La prima stagione di The Handmaid’s Tale era, senza troppi giri di parole, un capolavoro. Con la sua estetica al contempo appagante e desolante, con la sua sceneggiatura provocatoria e politicamente feroce, con le straordinarie prove dei suoi interpreti, la serie era riuscita a catturare perfettamente lo spirito del romanzo di Margaret Atwood – si potrebbe persino dire che la serie è uno dei pochi esempi in cui un adattamento riesce ad arricchire l’opera su cui si è basato.

_Record dell'esercizio_
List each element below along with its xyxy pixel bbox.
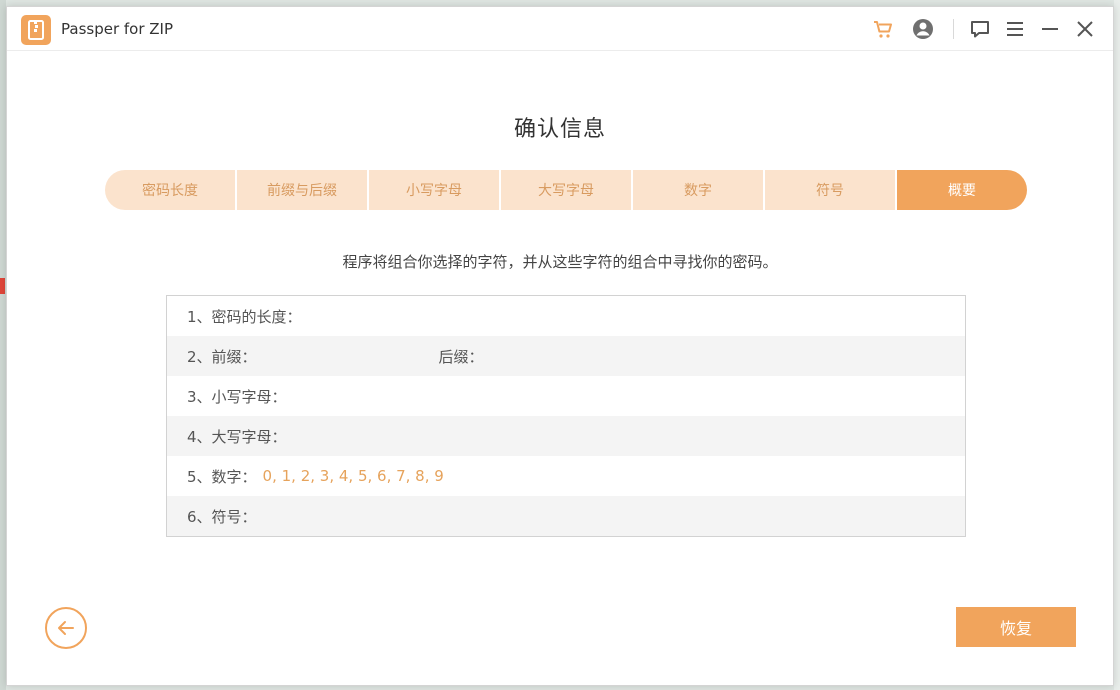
recover-button[interactable]: 恢复 — [956, 607, 1076, 647]
step-password-length[interactable]: 密码长度 — [105, 170, 237, 210]
desktop-background-marker — [0, 278, 5, 294]
step-uppercase[interactable]: 大写字母 — [501, 170, 633, 210]
zip-file-icon — [21, 15, 51, 45]
close-icon[interactable] — [1073, 17, 1097, 41]
step-digits[interactable]: 数字 — [633, 170, 765, 210]
summary-row-digits: 5、数字： 0, 1, 2, 3, 4, 5, 6, 7, 8, 9 — [167, 456, 965, 496]
step-summary[interactable]: 概要 — [897, 170, 1027, 210]
page-title: 确认信息 — [513, 117, 606, 142]
menu-icon[interactable] — [1003, 17, 1027, 41]
step-progress-bar: 密码长度 前缀与后缀 小写字母 大写字母 数字 符号 概要 — [105, 170, 1027, 210]
cart-icon[interactable] — [871, 17, 895, 41]
toolbar-separator — [953, 19, 954, 39]
minimize-icon[interactable] — [1038, 17, 1062, 41]
summary-table: 1、密码的长度： 2、前缀： 后缀： 3、小写字母： 4、大写字母： 5、数字：… — [166, 295, 966, 537]
step-lowercase[interactable]: 小写字母 — [369, 170, 501, 210]
app-title: Passper for ZIP — [61, 20, 174, 38]
title-bar: Passper for ZIP — [7, 7, 1113, 51]
digits-value: 0, 1, 2, 3, 4, 5, 6, 7, 8, 9 — [262, 467, 444, 485]
description-text: 程序将组合你选择的字符，并从这些字符的组合中寻找你的密码。 — [342, 253, 778, 271]
uppercase-label: 4、大写字母： — [187, 427, 287, 446]
summary-row-symbols: 6、符号： — [167, 496, 965, 536]
step-symbols[interactable]: 符号 — [765, 170, 897, 210]
step-prefix-suffix[interactable]: 前缀与后缀 — [237, 170, 369, 210]
summary-row-prefix-suffix: 2、前缀： 后缀： — [167, 336, 965, 376]
suffix-label: 后缀： — [438, 347, 484, 366]
summary-row-lowercase: 3、小写字母： — [167, 376, 965, 416]
feedback-icon[interactable] — [968, 17, 992, 41]
summary-row-uppercase: 4、大写字母： — [167, 416, 965, 456]
lowercase-label: 3、小写字母： — [187, 387, 287, 406]
symbols-label: 6、符号： — [187, 507, 257, 526]
back-button[interactable] — [45, 607, 87, 649]
digits-label: 5、数字： — [187, 467, 257, 486]
account-icon[interactable] — [911, 17, 935, 41]
length-label: 1、密码的长度： — [187, 307, 302, 326]
app-window: Passper for ZIP 确认信息 密码长度 前缀与后缀 小写字母 大写字… — [6, 6, 1114, 686]
prefix-label: 2、前缀： — [187, 347, 257, 366]
summary-row-length: 1、密码的长度： — [167, 296, 965, 336]
back-arrow-icon — [58, 621, 74, 635]
desktop-background-right — [1114, 0, 1120, 690]
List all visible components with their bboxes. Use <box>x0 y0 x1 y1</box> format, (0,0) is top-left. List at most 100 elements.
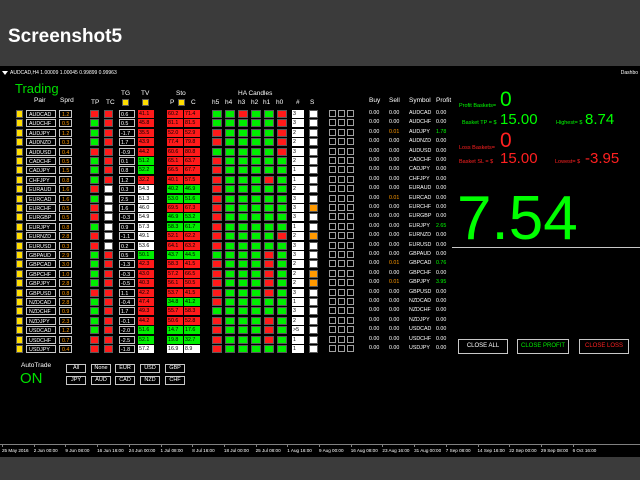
close-pair-button[interactable] <box>347 157 354 164</box>
pair-select-square[interactable] <box>16 147 23 156</box>
sell-button[interactable] <box>338 213 345 221</box>
buy-button[interactable] <box>329 157 336 164</box>
sell-button[interactable] <box>338 194 345 202</box>
pair-button[interactable]: AUDCAD <box>26 110 56 118</box>
sell-button[interactable] <box>338 269 345 277</box>
pair-select-square[interactable] <box>16 251 23 259</box>
close-pair-button[interactable] <box>347 288 354 296</box>
sell-button[interactable] <box>338 222 345 230</box>
buy-button[interactable] <box>329 316 336 324</box>
filter-aud-button[interactable]: AUD <box>91 376 111 385</box>
sell-button[interactable] <box>338 119 345 127</box>
close-pair-button[interactable] <box>347 326 354 334</box>
sell-button[interactable] <box>338 147 345 155</box>
buy-button[interactable] <box>329 222 336 230</box>
buy-button[interactable] <box>329 241 336 249</box>
buy-button[interactable] <box>329 288 336 296</box>
pair-select-square[interactable] <box>16 213 23 222</box>
pair-select-square[interactable] <box>16 185 23 194</box>
sell-button[interactable] <box>338 185 345 193</box>
close-pair-button[interactable] <box>347 335 354 343</box>
pair-select-square[interactable] <box>16 307 23 316</box>
close-all-button[interactable]: CLOSE ALL <box>458 339 508 354</box>
pair-select-square[interactable] <box>16 166 23 175</box>
filter-jpy-button[interactable]: JPY <box>66 376 86 385</box>
pair-button[interactable]: GBPUSD <box>26 288 56 297</box>
sell-button[interactable] <box>338 335 345 343</box>
pair-select-square[interactable] <box>16 279 23 288</box>
close-pair-button[interactable] <box>347 128 354 136</box>
pair-button[interactable]: EURUSD <box>26 241 56 250</box>
pair-select-square[interactable] <box>16 241 23 250</box>
filter-chf-button[interactable]: CHF <box>165 376 185 385</box>
pair-select-square[interactable] <box>16 335 23 344</box>
close-pair-button[interactable] <box>347 251 354 258</box>
buy-button[interactable] <box>329 147 336 155</box>
close-pair-button[interactable] <box>347 204 354 211</box>
close-pair-button[interactable] <box>347 316 354 324</box>
sell-button[interactable] <box>338 316 345 324</box>
close-pair-button[interactable] <box>347 232 354 240</box>
buy-button[interactable] <box>329 232 336 240</box>
sell-button[interactable] <box>338 204 345 211</box>
pair-select-square[interactable] <box>16 288 23 297</box>
pair-select-square[interactable] <box>16 316 23 325</box>
pair-button[interactable]: NZDCAD <box>26 298 56 306</box>
sell-button[interactable] <box>338 232 345 240</box>
pair-select-square[interactable] <box>16 119 23 128</box>
pair-select-square[interactable] <box>16 326 23 335</box>
pair-select-square[interactable] <box>16 298 23 306</box>
close-pair-button[interactable] <box>347 213 354 221</box>
buy-button[interactable] <box>329 213 336 221</box>
pair-button[interactable]: AUDJPY <box>26 128 56 137</box>
sell-button[interactable] <box>338 279 345 287</box>
sell-button[interactable] <box>338 138 345 146</box>
autotrade-toggle[interactable]: ON <box>20 370 43 387</box>
buy-button[interactable] <box>329 175 336 183</box>
close-pair-button[interactable] <box>347 345 354 352</box>
close-pair-button[interactable] <box>347 260 354 268</box>
filter-all-button[interactable]: All <box>66 364 86 373</box>
buy-button[interactable] <box>329 110 336 117</box>
buy-button[interactable] <box>329 307 336 315</box>
close-pair-button[interactable] <box>347 269 354 277</box>
sell-button[interactable] <box>338 251 345 258</box>
pair-select-square[interactable] <box>16 232 23 241</box>
pair-button[interactable]: GBPCAD <box>26 260 56 269</box>
sell-button[interactable] <box>338 307 345 315</box>
close-pair-button[interactable] <box>347 119 354 127</box>
close-pair-button[interactable] <box>347 241 354 249</box>
pair-button[interactable]: USDJPY <box>26 345 56 353</box>
buy-button[interactable] <box>329 298 336 305</box>
sell-button[interactable] <box>338 298 345 305</box>
sell-button[interactable] <box>338 288 345 296</box>
close-pair-button[interactable] <box>347 166 354 174</box>
filter-nzd-button[interactable]: NZD <box>140 376 160 385</box>
pair-button[interactable]: AUDNZD <box>26 138 56 147</box>
pair-select-square[interactable] <box>16 157 23 165</box>
buy-button[interactable] <box>329 335 336 343</box>
close-pair-button[interactable] <box>347 307 354 315</box>
close-pair-button[interactable] <box>347 110 354 117</box>
pair-button[interactable]: EURCHF <box>26 204 56 212</box>
sell-button[interactable] <box>338 157 345 164</box>
pair-select-square[interactable] <box>16 345 23 353</box>
pair-button[interactable]: EURJPY <box>26 222 56 231</box>
sell-button[interactable] <box>338 110 345 117</box>
close-pair-button[interactable] <box>347 194 354 202</box>
close-profit-button[interactable]: CLOSE PROFIT <box>517 339 569 354</box>
pair-select-square[interactable] <box>16 269 23 278</box>
close-loss-button[interactable]: CLOSE LOSS <box>579 339 629 354</box>
filter-none-button[interactable]: None <box>91 364 111 373</box>
buy-button[interactable] <box>329 345 336 352</box>
pair-select-square[interactable] <box>16 138 23 147</box>
pair-button[interactable]: CADCHF <box>26 157 56 165</box>
pair-select-square[interactable] <box>16 260 23 269</box>
chevron-down-icon[interactable] <box>2 71 8 75</box>
pair-select-square[interactable] <box>16 222 23 231</box>
pair-button[interactable]: CHFJPY <box>26 175 56 184</box>
pair-button[interactable]: USDCHF <box>26 335 56 344</box>
pair-select-square[interactable] <box>16 194 23 203</box>
close-pair-button[interactable] <box>347 185 354 193</box>
sell-button[interactable] <box>338 166 345 174</box>
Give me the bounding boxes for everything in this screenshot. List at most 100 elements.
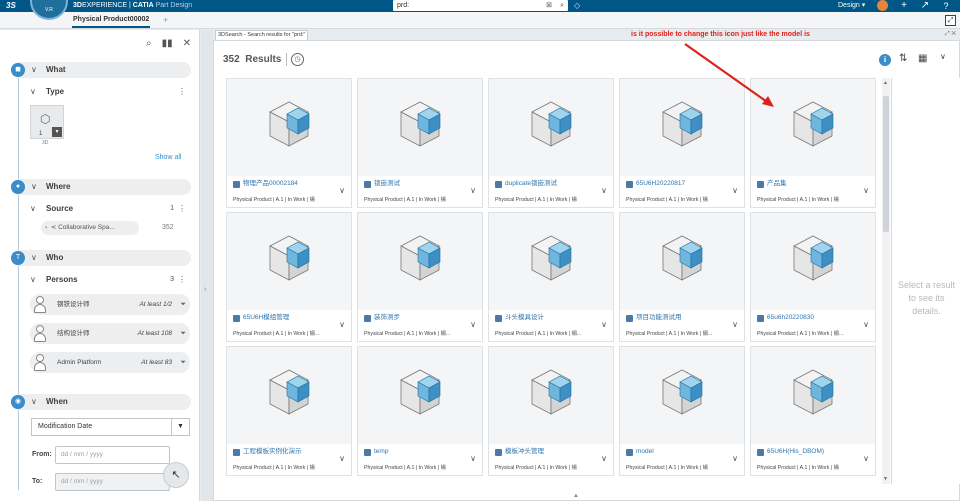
tab-physical-product[interactable]: Physical Product00002 — [72, 14, 151, 28]
scroll-up-icon[interactable]: ▲ — [883, 80, 888, 86]
from-date-input[interactable]: dd / mm / yyyy — [55, 446, 170, 464]
section-where[interactable]: ● ∨ Where — [11, 179, 191, 195]
filter-icon[interactable]: ⏷ — [180, 294, 186, 315]
more-icon[interactable]: ⋮ — [178, 85, 186, 99]
search-icon[interactable]: ⌕ — [560, 0, 564, 11]
scroll-down-icon[interactable]: ▼ — [883, 476, 888, 482]
product-thumbnail[interactable] — [358, 213, 482, 310]
result-title[interactable]: duplicate锁嵌测试 — [505, 179, 557, 189]
section-who[interactable]: T ∨ Who — [11, 250, 191, 266]
result-title[interactable]: 斗头模具设计 — [505, 313, 544, 323]
search-icon[interactable]: ⌕ — [146, 38, 152, 50]
result-title[interactable]: 工程模板实例化演示 — [243, 447, 302, 457]
apply-filter-button[interactable]: ↖ — [163, 462, 189, 488]
product-thumbnail[interactable] — [358, 347, 482, 444]
result-card[interactable]: 斗头模具设计 ∨ Physical Product | A.1 | In Work … — [488, 212, 614, 342]
result-title[interactable]: 模板冲头管理 — [505, 447, 544, 457]
result-title[interactable]: model — [636, 447, 654, 457]
chevron-down-icon[interactable]: ∨ — [339, 186, 345, 195]
results-scrollbar[interactable]: ▲ ▼ — [882, 78, 890, 484]
result-card[interactable]: 项目功能测试用 ∨ Physical Product | A.1 | In Work… — [619, 212, 745, 342]
product-thumbnail[interactable] — [489, 347, 613, 444]
result-title[interactable]: temp — [374, 447, 388, 457]
result-card[interactable]: 物理产品00002184 ∨ Physical Product | A.1 | In… — [226, 78, 352, 208]
product-thumbnail[interactable] — [489, 79, 613, 176]
panel-splitter[interactable]: › — [201, 30, 213, 501]
type-tile-3d[interactable]: ⬡ 1 ▾ — [30, 105, 64, 139]
subsection-persons[interactable]: ∨ Persons 3 ⋮ — [30, 273, 188, 287]
chevron-down-icon[interactable]: ∨ — [470, 186, 476, 195]
chevron-down-icon[interactable]: ∨ — [732, 454, 738, 463]
product-thumbnail[interactable] — [751, 213, 875, 310]
result-card[interactable]: 装饰测步 ∨ Physical Product | A.1 | In Work | … — [357, 212, 483, 342]
chevron-down-icon[interactable]: ∨ — [863, 320, 869, 329]
date-type-select[interactable]: Modification Date ▼ — [31, 418, 190, 436]
person-item[interactable]: 钢铁设计师 At least 1/2 ⏷ — [30, 294, 190, 315]
result-title[interactable]: 锁嵌测试 — [374, 179, 400, 189]
section-what[interactable]: ◼ ∨ What — [11, 62, 191, 78]
chevron-down-icon[interactable]: ∨ — [863, 186, 869, 195]
grid-view-icon[interactable]: ▦ — [918, 53, 927, 64]
product-thumbnail[interactable] — [489, 213, 613, 310]
result-card[interactable]: 锁嵌测试 ∨ Physical Product | A.1 | In Work | … — [357, 78, 483, 208]
result-title[interactable]: 物理产品00002184 — [243, 179, 298, 189]
add-icon[interactable]: + — [898, 0, 910, 12]
show-all-link[interactable]: Show all — [155, 154, 181, 161]
subsection-type[interactable]: ∨ Type ⋮ — [30, 85, 188, 99]
chevron-down-icon[interactable]: ∨ — [732, 320, 738, 329]
result-title[interactable]: 产品集 — [767, 179, 787, 189]
result-title[interactable]: 项目功能测试用 — [636, 313, 682, 323]
product-thumbnail[interactable] — [227, 347, 351, 444]
product-thumbnail[interactable] — [227, 213, 351, 310]
product-thumbnail[interactable] — [751, 79, 875, 176]
chevron-down-icon[interactable]: ∨ — [601, 454, 607, 463]
chevron-down-icon[interactable]: ∨ — [470, 454, 476, 463]
share-icon[interactable]: ↗ — [919, 0, 931, 12]
chevron-down-icon[interactable]: ∨ — [940, 52, 946, 61]
product-thumbnail[interactable] — [751, 347, 875, 444]
chevron-down-icon[interactable]: ∨ — [339, 454, 345, 463]
result-card[interactable]: 65U6H20220817 ∨ Physical Product | A.1 | I… — [619, 78, 745, 208]
close-icon[interactable]: ✕ — [183, 38, 191, 50]
role-selector[interactable]: Design ▾ — [838, 0, 865, 12]
result-card[interactable]: duplicate锁嵌测试 ∨ Physical Product | A.1 | I… — [488, 78, 614, 208]
info-icon[interactable]: i — [879, 54, 891, 66]
tag-icon[interactable]: ◇ — [574, 0, 580, 12]
section-when[interactable]: ◉ ∨ When — [11, 394, 191, 410]
layout-icon[interactable]: ▮▮ — [162, 38, 173, 50]
person-item[interactable]: 结构设计师 At least 108 ⏷ — [30, 323, 190, 344]
result-card[interactable]: temp ∨ Physical Product | A.1 | In Work | … — [357, 346, 483, 476]
source-item-collaborative-space[interactable]: › ⋖ Collaborative Spa... — [41, 221, 139, 235]
history-icon[interactable]: ◷ — [291, 53, 304, 66]
resize-grip-icon[interactable]: ▲ — [573, 493, 579, 499]
dropdown-icon[interactable]: ▾ — [52, 127, 62, 137]
product-thumbnail[interactable] — [620, 79, 744, 176]
chevron-down-icon[interactable]: ∨ — [601, 186, 607, 195]
scrollbar-thumb[interactable] — [883, 96, 889, 232]
result-title[interactable]: 65U6H20220817 — [636, 179, 685, 189]
user-avatar[interactable] — [877, 0, 888, 11]
search-results-tab[interactable]: 3DSearch - Search results for "prd:" — [215, 30, 309, 40]
chevron-down-icon[interactable]: ∨ — [732, 186, 738, 195]
product-thumbnail[interactable] — [620, 213, 744, 310]
product-thumbnail[interactable] — [227, 79, 351, 176]
more-icon[interactable]: ⋮ — [178, 202, 186, 216]
clear-search-icon[interactable]: ⊠ — [546, 0, 552, 11]
result-card[interactable]: model ∨ Physical Product | A.1 | In Work |… — [619, 346, 745, 476]
filter-icon[interactable]: ⏷ — [180, 352, 186, 373]
person-item[interactable]: Admin Platform At least 83 ⏷ — [30, 352, 190, 373]
to-date-input[interactable]: dd / mm / yyyy — [55, 473, 170, 491]
more-icon[interactable]: ⋮ — [178, 273, 186, 287]
search-input[interactable]: prd: ⊠ ⌕ — [393, 0, 568, 11]
window-controls[interactable]: ⤢ ✕ — [945, 30, 956, 39]
chevron-down-icon[interactable]: ∨ — [601, 320, 607, 329]
result-title[interactable]: 65u6h20220830 — [767, 313, 814, 323]
result-title[interactable]: 65U6H(His_DBOM) — [767, 447, 824, 457]
result-card[interactable]: 65U6H模组管理 ∨ Physical Product | A.1 | In Wo… — [226, 212, 352, 342]
sort-icon[interactable]: ⇅ — [899, 53, 907, 64]
result-card[interactable]: 65U6H(His_DBOM) ∨ Physical Product | A.1 |… — [750, 346, 876, 476]
filter-icon[interactable]: ⏷ — [180, 323, 186, 344]
result-title[interactable]: 65U6H模组管理 — [243, 313, 289, 323]
result-card[interactable]: 模板冲头管理 ∨ Physical Product | A.1 | In Work … — [488, 346, 614, 476]
chevron-down-icon[interactable]: ∨ — [339, 320, 345, 329]
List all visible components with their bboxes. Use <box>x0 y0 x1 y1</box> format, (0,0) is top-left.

_Consegna 1_
Ripeti parola per parola l'intero brano su The Handmaid's Tale.
_Consegna 2_
Aggiorna i record dalla riga che contiene "tab-physical-product[interactable]: Physical Product00002" fino alla riga che contiene "result-card[interactable]: 装饰测步 ∨", estremi inclusi, sostituendo "product-thumbnail" con "preview-image" e lasciando invariato tutto il resto. Riporta soltanto queste righe.
Il brano e i record non hanno alcun legame tra loro.

_Risposta completa 1_
La prima stagione di The Handmaid’s Tale era, senza troppi giri di parole, un capolavoro. Con la sua estetica al contempo appagante e desolante, con la sua sceneggiatura provocatoria e politicamente feroce, con le straordinarie prove dei suoi interpreti, la serie era riuscita a catturare perfettamente lo spirito del romanzo di Margaret Atwood – si potrebbe persino dire che la serie è uno dei pochi esempi in cui un adattamento riesce ad arricchire l’opera su cui si è basato.

_Risposta completa 2_
tab-physical-product[interactable]: Physical Product00002 — [72, 14, 151, 28]
scroll-up-icon[interactable]: ▲ — [883, 80, 888, 86]
from-date-input[interactable]: dd / mm / yyyy — [55, 446, 170, 464]
section-where[interactable]: ● ∨ Where — [11, 179, 191, 195]
filter-icon[interactable]: ⏷ — [180, 294, 186, 315]
more-icon[interactable]: ⋮ — [178, 85, 186, 99]
search-icon[interactable]: ⌕ — [560, 0, 564, 11]
scroll-down-icon[interactable]: ▼ — [883, 476, 888, 482]
preview-image[interactable] — [358, 213, 482, 310]
result-title[interactable]: duplicate锁嵌测试 — [505, 179, 557, 189]
section-who[interactable]: T ∨ Who — [11, 250, 191, 266]
result-title[interactable]: 斗头模具设计 — [505, 313, 544, 323]
search-icon[interactable]: ⌕ — [146, 38, 152, 50]
result-title[interactable]: 工程模板实例化演示 — [243, 447, 302, 457]
apply-filter-button[interactable]: ↖ — [163, 462, 189, 488]
preview-image[interactable] — [358, 347, 482, 444]
result-card[interactable]: 斗头模具设计 ∨ Physical Product | A.1 | In Work … — [488, 212, 614, 342]
result-title[interactable]: 模板冲头管理 — [505, 447, 544, 457]
result-title[interactable]: model — [636, 447, 654, 457]
chevron-down-icon[interactable]: ∨ — [339, 186, 345, 195]
results-scrollbar[interactable]: ▲ ▼ — [882, 78, 890, 484]
result-card[interactable]: 项目功能测试用 ∨ Physical Product | A.1 | In Work… — [619, 212, 745, 342]
preview-image[interactable] — [489, 347, 613, 444]
result-title[interactable]: temp — [374, 447, 388, 457]
result-card[interactable]: 物理产品00002184 ∨ Physical Product | A.1 | In… — [226, 78, 352, 208]
preview-image[interactable] — [489, 79, 613, 176]
panel-splitter[interactable]: › — [201, 30, 213, 501]
type-tile-3d[interactable]: ⬡ 1 ▾ — [30, 105, 64, 139]
subsection-persons[interactable]: ∨ Persons 3 ⋮ — [30, 273, 188, 287]
chevron-down-icon[interactable]: ∨ — [470, 186, 476, 195]
chevron-down-icon[interactable]: ∨ — [732, 454, 738, 463]
preview-image[interactable] — [751, 213, 875, 310]
result-card[interactable]: 装饰测步 ∨ Physical Product | A.1 | In Work | … — [357, 212, 483, 342]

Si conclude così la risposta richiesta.